Job - Repeat, exactly and only, the lines from the one containing "OCR this image." to the last line, inclusive; do not repeat the pictures.

Supplied records -
_____
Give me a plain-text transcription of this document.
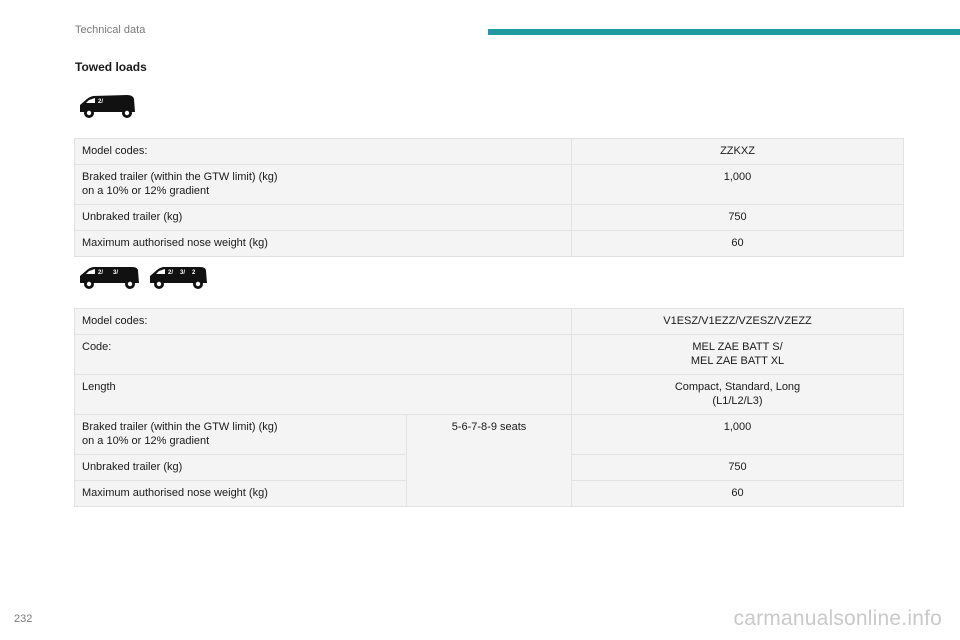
Technical data
Towed loads
2/
Model codes:	ZZKXZ

Braked trailer (within the GTW limit) (kg)
on a 10% or 12% gradient	1,000
Unbraked trailer (kg)	750
Maximum authorised nose weight (kg)	60
2/ 3/	2/ 3/ 2
Model codes:		V1ESZ/V1EZZ/VZESZ/VZEZZ
Code:		MEL ZAE BATT S/
MEL ZAE BATT XL

Length		Compact, Standard, Long
(L1/L2/L3)

Braked trailer (within the GTW limit) (kg)
on a 10% or 12% gradient	5-6-7-8-9 seats	1,000
Unbraked trailer (kg)		750
Maximum authorised nose weight (kg)		60
232	carmanualsonline.info
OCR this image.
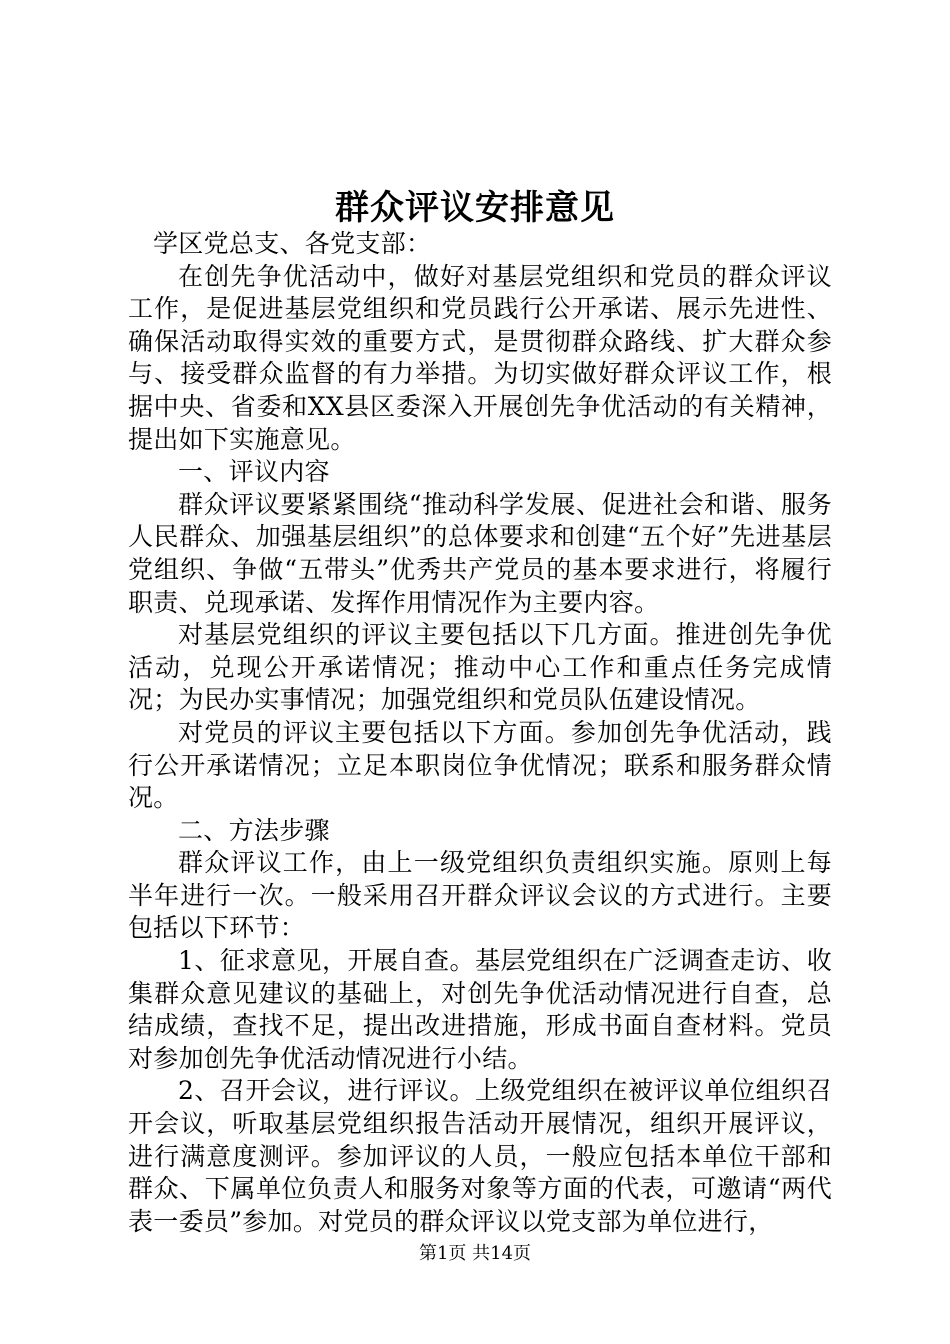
群众评议安排意见

学区党总支、各党支部：

在创先争优活动中，做好对基层党组织和党员的群众评议工作，是促进基层党组织和党员践行公开承诺、展示先进性、确保活动取得实效的重要方式，是贯彻群众路线、扩大群众参与、接受群众监督的有力举措。为切实做好群众评议工作，根据中央、省委和XX县区委深入开展创先争优活动的有关精神，提出如下实施意见。

一、评议内容

群众评议要紧紧围绕“推动科学发展、促进社会和谐、服务人民群众、加强基层组织”的总体要求和创建“五个好”先进基层党组织、争做“五带头”优秀共产党员的基本要求进行，将履行职责、兑现承诺、发挥作用情况作为主要内容。

对基层党组织的评议主要包括以下几方面。推进创先争优活动，兑现公开承诺情况；推动中心工作和重点任务完成情况；为民办实事情况；加强党组织和党员队伍建设情况。

对党员的评议主要包括以下方面。参加创先争优活动，践行公开承诺情况；立足本职岗位争优情况；联系和服务群众情况。

二、方法步骤

群众评议工作，由上一级党组织负责组织实施。原则上每半年进行一次。一般采用召开群众评议会议的方式进行。主要包括以下环节：

1、征求意见，开展自查。基层党组织在广泛调查走访、收集群众意见建议的基础上，对创先争优活动情况进行自查，总结成绩，查找不足，提出改进措施，形成书面自查材料。党员对参加创先争优活动情况进行小结。

2、召开会议，进行评议。上级党组织在被评议单位组织召开会议，听取基层党组织报告活动开展情况，组织开展评议，进行满意度测评。参加评议的人员，一般应包括本单位干部和群众、下属单位负责人和服务对象等方面的代表，可邀请“两代表一委员”参加。对党员的群众评议以党支部为单位进行，

第1页 共14页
_____
The reply -
OCR this image.
群众评议安排意见

学区党总支、各党支部：

在创先争优活动中，做好对基层党组织和党员的群众评议工作，是促进基层党组织和党员践行公开承诺、展示先进性、确保活动取得实效的重要方式，是贯彻群众路线、扩大群众参与、接受群众监督的有力举措。为切实做好群众评议工作，根据中央、省委和XX县区委深入开展创先争优活动的有关精神，提出如下实施意见。

一、评议内容

群众评议要紧紧围绕“推动科学发展、促进社会和谐、服务人民群众、加强基层组织”的总体要求和创建“五个好”先进基层党组织、争做“五带头”优秀共产党员的基本要求进行，将履行职责、兑现承诺、发挥作用情况作为主要内容。

对基层党组织的评议主要包括以下几方面。推进创先争优活动，兑现公开承诺情况；推动中心工作和重点任务完成情况；为民办实事情况；加强党组织和党员队伍建设情况。

对党员的评议主要包括以下方面。参加创先争优活动，践行公开承诺情况；立足本职岗位争优情况；联系和服务群众情况。

二、方法步骤

群众评议工作，由上一级党组织负责组织实施。原则上每半年进行一次。一般采用召开群众评议会议的方式进行。主要包括以下环节：

1、征求意见，开展自查。基层党组织在广泛调查走访、收集群众意见建议的基础上，对创先争优活动情况进行自查，总结成绩，查找不足，提出改进措施，形成书面自查材料。党员对参加创先争优活动情况进行小结。

2、召开会议，进行评议。上级党组织在被评议单位组织召开会议，听取基层党组织报告活动开展情况，组织开展评议，进行满意度测评。参加评议的人员，一般应包括本单位干部和群众、下属单位负责人和服务对象等方面的代表，可邀请“两代表一委员”参加。对党员的群众评议以党支部为单位进行，

第1页 共14页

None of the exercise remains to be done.